## What you have to do
Find the word "Karty" in the data. Return every line where it appears.
[start Records for the exercise]
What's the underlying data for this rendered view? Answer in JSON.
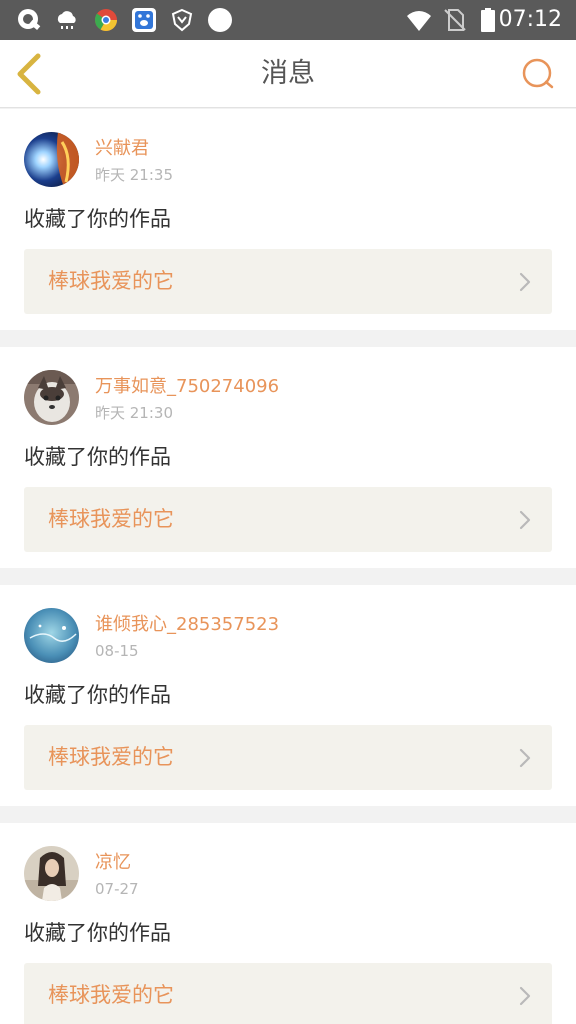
{
  "status_bar": {
    "time": "07:12",
    "icons": [
      "q-app-icon",
      "weather-icon",
      "chrome-icon",
      "baidu-icon",
      "shield-icon",
      "circle-icon",
      "wifi-icon",
      "no-sim-icon",
      "battery-icon"
    ]
  },
  "header": {
    "title": "消息",
    "back_icon": "chevron-left-icon",
    "search_icon": "search-icon",
    "accent_color": "#e8945a",
    "back_color": "#d8b440"
  },
  "messages": [
    {
      "username": "兴献君",
      "time": "昨天 21:35",
      "action": "收藏了你的作品",
      "work_title": "棒球我爱的它",
      "avatar": "avatar-fire-icon"
    },
    {
      "username": "万事如意_750274096",
      "time": "昨天 21:30",
      "action": "收藏了你的作品",
      "work_title": "棒球我爱的它",
      "avatar": "avatar-dog-icon"
    },
    {
      "username": "谁倾我心_285357523",
      "time": "08-15",
      "action": "收藏了你的作品",
      "work_title": "棒球我爱的它",
      "avatar": "avatar-blue-icon"
    },
    {
      "username": "凉忆",
      "time": "07-27",
      "action": "收藏了你的作品",
      "work_title": "棒球我爱的它",
      "avatar": "avatar-girl-icon"
    }
  ]
}
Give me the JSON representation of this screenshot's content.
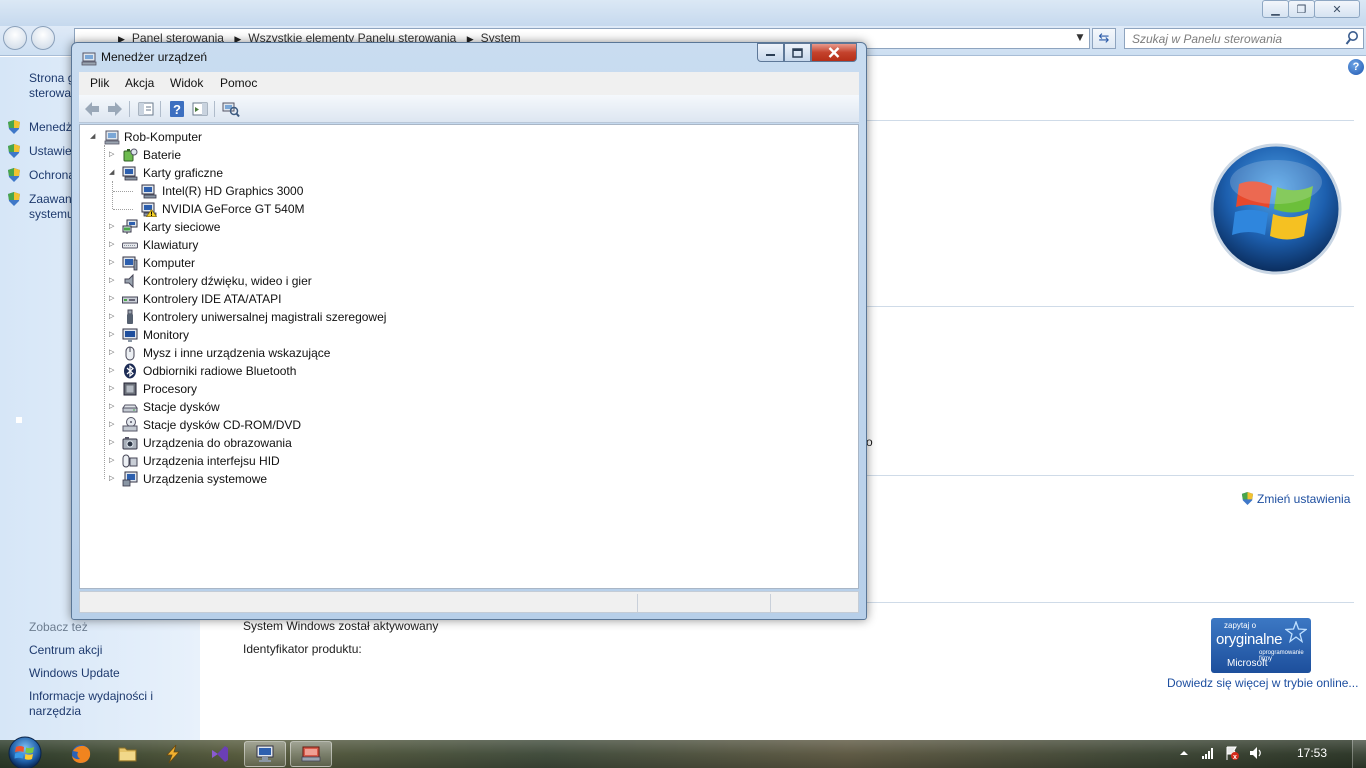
{
  "control_panel": {
    "breadcrumb": [
      "Panel sterowania",
      "Wszystkie elementy Panelu sterowania",
      "System"
    ],
    "search_placeholder": "Szukaj w Panelu sterowania",
    "sidebar": {
      "home_link": "Strona g",
      "home_link2": "sterowa",
      "items": [
        {
          "label": "Menedż",
          "label2": ""
        },
        {
          "label": "Ustawie",
          "label2": ""
        },
        {
          "label": "Ochrona",
          "label2": ""
        },
        {
          "label": "Zaawan",
          "label2": "systemu"
        }
      ],
      "see_also_heading": "Zobacz też",
      "see_also_links": [
        "Centrum akcji",
        "Windows Update",
        "Informacje wydajności i",
        "narzędzia"
      ]
    },
    "change_settings": "Zmień ustawienia",
    "activation_status": "System Windows został aktywowany",
    "product_id_label": "Identyfikator produktu:",
    "genuine_badge": {
      "line1": "zapytaj o",
      "line2": "oryginalne",
      "line3": "oprogramowanie firmy",
      "line4": "Microsoft"
    },
    "learn_more_link": "Dowiedz się więcej w trybie online...",
    "stray_char": "o"
  },
  "device_manager": {
    "title": "Menedżer urządzeń",
    "menu": [
      "Plik",
      "Akcja",
      "Widok",
      "Pomoc"
    ],
    "root": "Rob-Komputer",
    "categories": [
      {
        "label": "Baterie",
        "icon": "battery-icon",
        "expanded": false
      },
      {
        "label": "Karty graficzne",
        "icon": "display-adapter-icon",
        "expanded": true,
        "children": [
          {
            "label": "Intel(R) HD Graphics 3000",
            "icon": "display-adapter-icon",
            "warning": false
          },
          {
            "label": "NVIDIA GeForce GT 540M",
            "icon": "display-adapter-icon",
            "warning": true
          }
        ]
      },
      {
        "label": "Karty sieciowe",
        "icon": "network-adapter-icon",
        "expanded": false
      },
      {
        "label": "Klawiatury",
        "icon": "keyboard-icon",
        "expanded": false
      },
      {
        "label": "Komputer",
        "icon": "computer-icon",
        "expanded": false
      },
      {
        "label": "Kontrolery dźwięku, wideo i gier",
        "icon": "speaker-icon",
        "expanded": false
      },
      {
        "label": "Kontrolery IDE ATA/ATAPI",
        "icon": "ide-controller-icon",
        "expanded": false
      },
      {
        "label": "Kontrolery uniwersalnej magistrali szeregowej",
        "icon": "usb-icon",
        "expanded": false
      },
      {
        "label": "Monitory",
        "icon": "monitor-icon",
        "expanded": false
      },
      {
        "label": "Mysz i inne urządzenia wskazujące",
        "icon": "mouse-icon",
        "expanded": false
      },
      {
        "label": "Odbiorniki radiowe Bluetooth",
        "icon": "bluetooth-icon",
        "expanded": false
      },
      {
        "label": "Procesory",
        "icon": "processor-icon",
        "expanded": false
      },
      {
        "label": "Stacje dysków",
        "icon": "disk-drive-icon",
        "expanded": false
      },
      {
        "label": "Stacje dysków CD-ROM/DVD",
        "icon": "cdrom-icon",
        "expanded": false
      },
      {
        "label": "Urządzenia do obrazowania",
        "icon": "camera-icon",
        "expanded": false
      },
      {
        "label": "Urządzenia interfejsu HID",
        "icon": "hid-icon",
        "expanded": false
      },
      {
        "label": "Urządzenia systemowe",
        "icon": "system-device-icon",
        "expanded": false
      }
    ]
  },
  "taskbar": {
    "clock": "17:53",
    "apps": [
      "firefox-icon",
      "explorer-icon",
      "winamp-icon",
      "visual-studio-icon",
      "control-panel-icon",
      "device-manager-icon"
    ]
  }
}
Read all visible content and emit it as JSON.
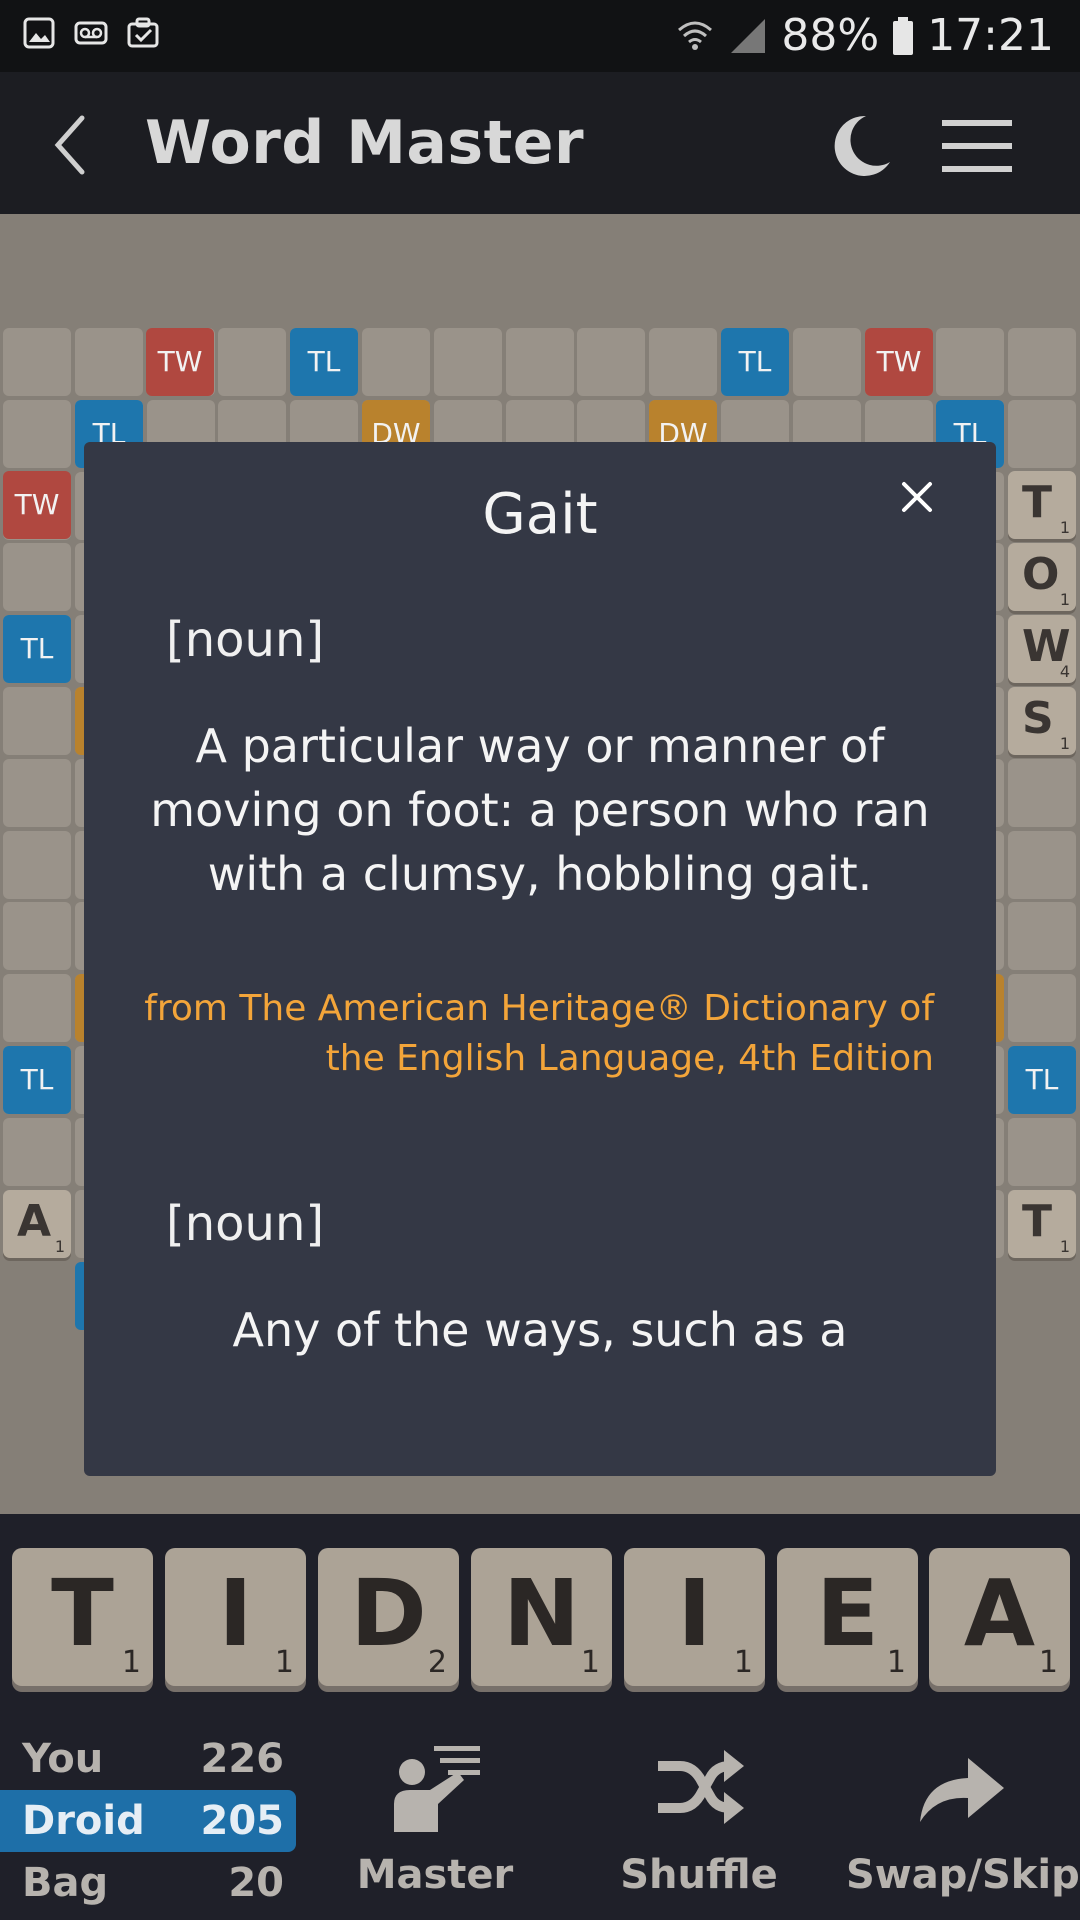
{
  "status_bar": {
    "battery": "88%",
    "time": "17:21"
  },
  "app_bar": {
    "title": "Word Master"
  },
  "board": {
    "premium_labels": {
      "tw": "TW",
      "tl": "TL",
      "dw": "DW"
    },
    "tiles_right": [
      {
        "letter": "T",
        "score": "1"
      },
      {
        "letter": "O",
        "score": "1"
      },
      {
        "letter": "W",
        "score": "4"
      },
      {
        "letter": "S",
        "score": "1"
      }
    ],
    "tile_left_a": {
      "letter": "A",
      "score": "1"
    },
    "tile_right_t": {
      "letter": "T",
      "score": "1"
    }
  },
  "modal": {
    "title": "Gait",
    "entries": [
      {
        "pos": "[noun]",
        "definition": "A particular way or manner of moving on foot:  a person who ran with a clumsy, hobbling gait.",
        "source": "from The American Heritage® Dictionary of the English Language, 4th Edition"
      },
      {
        "pos": "[noun]",
        "definition": "Any of the ways, such as a"
      }
    ]
  },
  "rack": [
    {
      "letter": "T",
      "score": "1"
    },
    {
      "letter": "I",
      "score": "1"
    },
    {
      "letter": "D",
      "score": "2"
    },
    {
      "letter": "N",
      "score": "1"
    },
    {
      "letter": "I",
      "score": "1"
    },
    {
      "letter": "E",
      "score": "1"
    },
    {
      "letter": "A",
      "score": "1"
    }
  ],
  "scores": [
    {
      "name": "You",
      "value": "226",
      "active": false
    },
    {
      "name": "Droid",
      "value": "205",
      "active": true
    },
    {
      "name": "Bag",
      "value": "20",
      "active": false
    }
  ],
  "actions": {
    "master": "Master",
    "shuffle": "Shuffle",
    "swap": "Swap/Skip"
  },
  "colors": {
    "triple_word": "#b04840",
    "triple_letter": "#1e76ad",
    "double_word": "#b9822d",
    "source_text": "#f3a53a",
    "active_player": "#1e6fa8"
  }
}
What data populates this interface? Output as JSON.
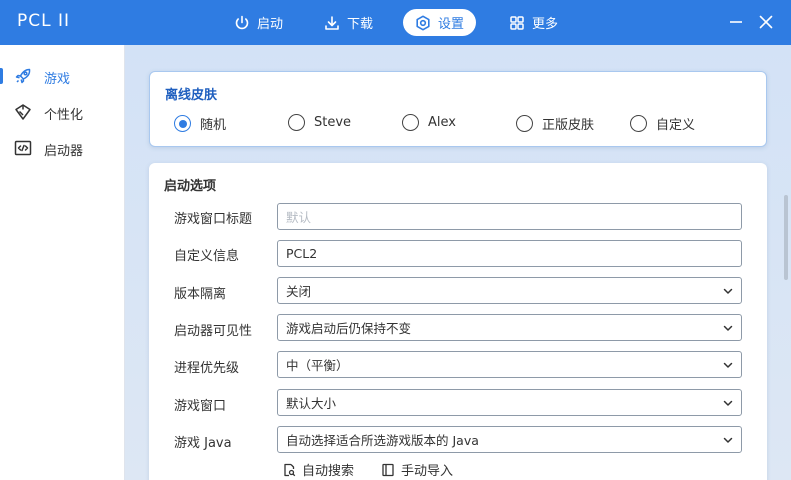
{
  "app": {
    "logo": "PCL II"
  },
  "nav": {
    "launch": "启动",
    "download": "下载",
    "settings": "设置",
    "more": "更多"
  },
  "sidebar": {
    "items": [
      {
        "label": "游戏",
        "icon": "rocket-icon",
        "active": true
      },
      {
        "label": "个性化",
        "icon": "brush-icon",
        "active": false
      },
      {
        "label": "启动器",
        "icon": "code-icon",
        "active": false
      }
    ]
  },
  "skin": {
    "title": "离线皮肤",
    "options": [
      "随机",
      "Steve",
      "Alex",
      "正版皮肤",
      "自定义"
    ],
    "selected": "随机"
  },
  "launch": {
    "title": "启动选项",
    "rows": [
      {
        "label": "游戏窗口标题",
        "value": "",
        "placeholder": "默认",
        "type": "text"
      },
      {
        "label": "自定义信息",
        "value": "PCL2",
        "placeholder": "",
        "type": "text"
      },
      {
        "label": "版本隔离",
        "value": "关闭",
        "type": "select"
      },
      {
        "label": "启动器可见性",
        "value": "游戏启动后仍保持不变",
        "type": "select"
      },
      {
        "label": "进程优先级",
        "value": "中（平衡）",
        "type": "select"
      },
      {
        "label": "游戏窗口",
        "value": "默认大小",
        "type": "select"
      },
      {
        "label": "游戏 Java",
        "value": "自动选择适合所选游戏版本的 Java",
        "type": "select"
      }
    ],
    "auto_search": "自动搜索",
    "manual_import": "手动导入"
  },
  "colors": {
    "accent": "#2f7ce2",
    "titlebar": "#2f7ce2"
  }
}
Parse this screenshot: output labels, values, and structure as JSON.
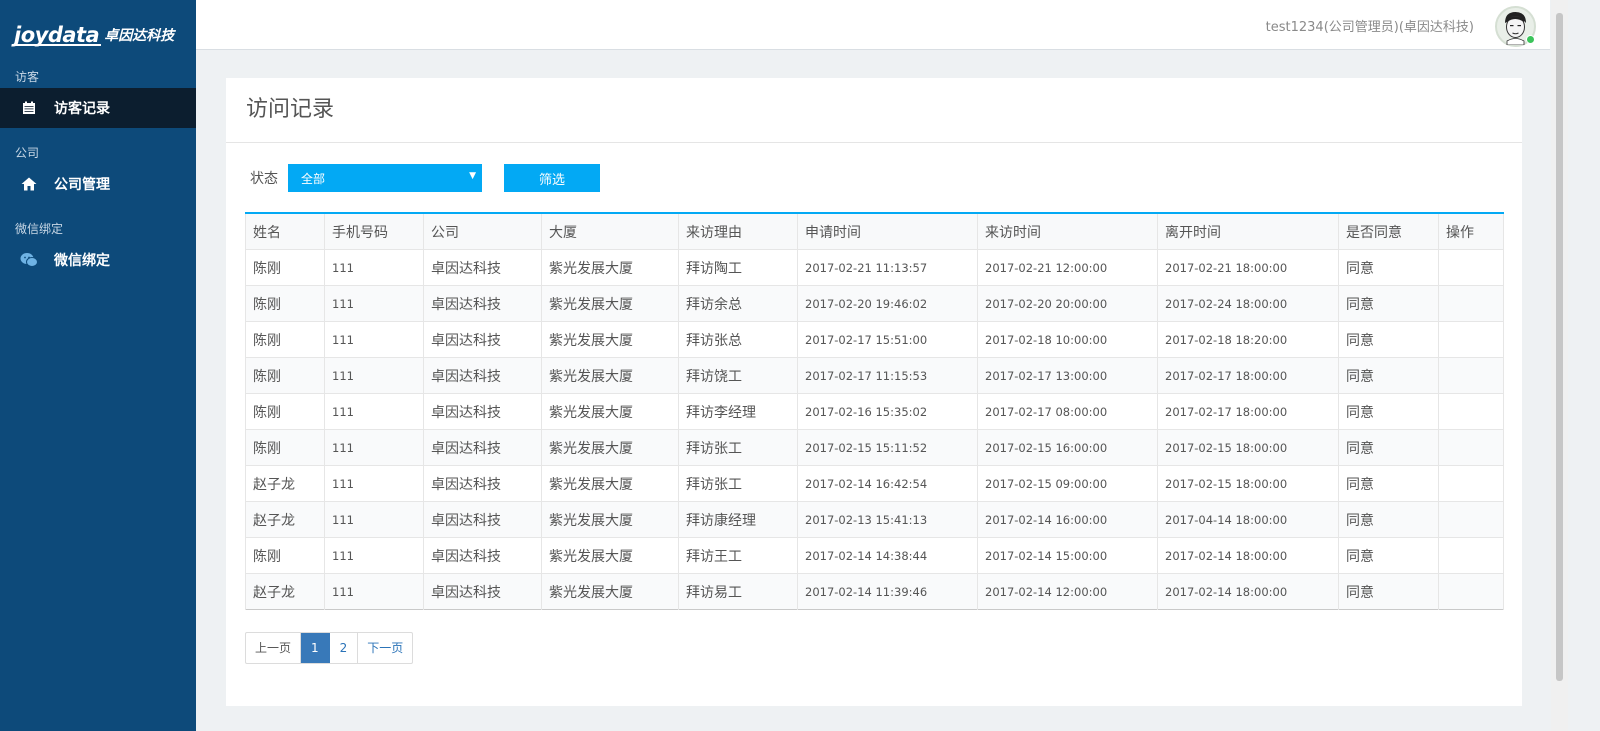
{
  "brand": {
    "logo_word": "joydata",
    "logo_cn": "卓因达科技"
  },
  "sidebar": {
    "groups": [
      {
        "title": "访客",
        "item": {
          "label": "访客记录",
          "icon": "calendar-icon",
          "active": true
        }
      },
      {
        "title": "公司",
        "item": {
          "label": "公司管理",
          "icon": "home-icon",
          "active": false
        }
      },
      {
        "title": "微信绑定",
        "item": {
          "label": "微信绑定",
          "icon": "wechat-icon",
          "active": false
        }
      }
    ]
  },
  "header": {
    "user": "test1234(公司管理员)(卓因达科技)"
  },
  "page": {
    "title": "访问记录"
  },
  "filter": {
    "label": "状态",
    "selected": "全部",
    "button": "筛选"
  },
  "table": {
    "columns": [
      "姓名",
      "手机号码",
      "公司",
      "大厦",
      "来访理由",
      "申请时间",
      "来访时间",
      "离开时间",
      "是否同意",
      "操作"
    ],
    "rows": [
      [
        "陈刚",
        "111",
        "卓因达科技",
        "紫光发展大厦",
        "拜访陶工",
        "2017-02-21 11:13:57",
        "2017-02-21 12:00:00",
        "2017-02-21 18:00:00",
        "同意",
        ""
      ],
      [
        "陈刚",
        "111",
        "卓因达科技",
        "紫光发展大厦",
        "拜访余总",
        "2017-02-20 19:46:02",
        "2017-02-20 20:00:00",
        "2017-02-24 18:00:00",
        "同意",
        ""
      ],
      [
        "陈刚",
        "111",
        "卓因达科技",
        "紫光发展大厦",
        "拜访张总",
        "2017-02-17 15:51:00",
        "2017-02-18 10:00:00",
        "2017-02-18 18:20:00",
        "同意",
        ""
      ],
      [
        "陈刚",
        "111",
        "卓因达科技",
        "紫光发展大厦",
        "拜访饶工",
        "2017-02-17 11:15:53",
        "2017-02-17 13:00:00",
        "2017-02-17 18:00:00",
        "同意",
        ""
      ],
      [
        "陈刚",
        "111",
        "卓因达科技",
        "紫光发展大厦",
        "拜访李经理",
        "2017-02-16 15:35:02",
        "2017-02-17 08:00:00",
        "2017-02-17 18:00:00",
        "同意",
        ""
      ],
      [
        "陈刚",
        "111",
        "卓因达科技",
        "紫光发展大厦",
        "拜访张工",
        "2017-02-15 15:11:52",
        "2017-02-15 16:00:00",
        "2017-02-15 18:00:00",
        "同意",
        ""
      ],
      [
        "赵子龙",
        "111",
        "卓因达科技",
        "紫光发展大厦",
        "拜访张工",
        "2017-02-14 16:42:54",
        "2017-02-15 09:00:00",
        "2017-02-15 18:00:00",
        "同意",
        ""
      ],
      [
        "赵子龙",
        "111",
        "卓因达科技",
        "紫光发展大厦",
        "拜访康经理",
        "2017-02-13 15:41:13",
        "2017-02-14 16:00:00",
        "2017-04-14 18:00:00",
        "同意",
        ""
      ],
      [
        "陈刚",
        "111",
        "卓因达科技",
        "紫光发展大厦",
        "拜访王工",
        "2017-02-14 14:38:44",
        "2017-02-14 15:00:00",
        "2017-02-14 18:00:00",
        "同意",
        ""
      ],
      [
        "赵子龙",
        "111",
        "卓因达科技",
        "紫光发展大厦",
        "拜访易工",
        "2017-02-14 11:39:46",
        "2017-02-14 12:00:00",
        "2017-02-14 18:00:00",
        "同意",
        ""
      ]
    ]
  },
  "pagination": {
    "prev": "上一页",
    "pages": [
      "1",
      "2"
    ],
    "current": "1",
    "next": "下一页"
  },
  "colors": {
    "sidebar": "#0d4a7a",
    "active_item": "#0c1e2f",
    "accent": "#03a9f4",
    "page_current": "#3879b9"
  }
}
[end Records for the exercise]
## Finished exercise
        "label": "Karty graficzne",
        "label": "Karty sieciowe",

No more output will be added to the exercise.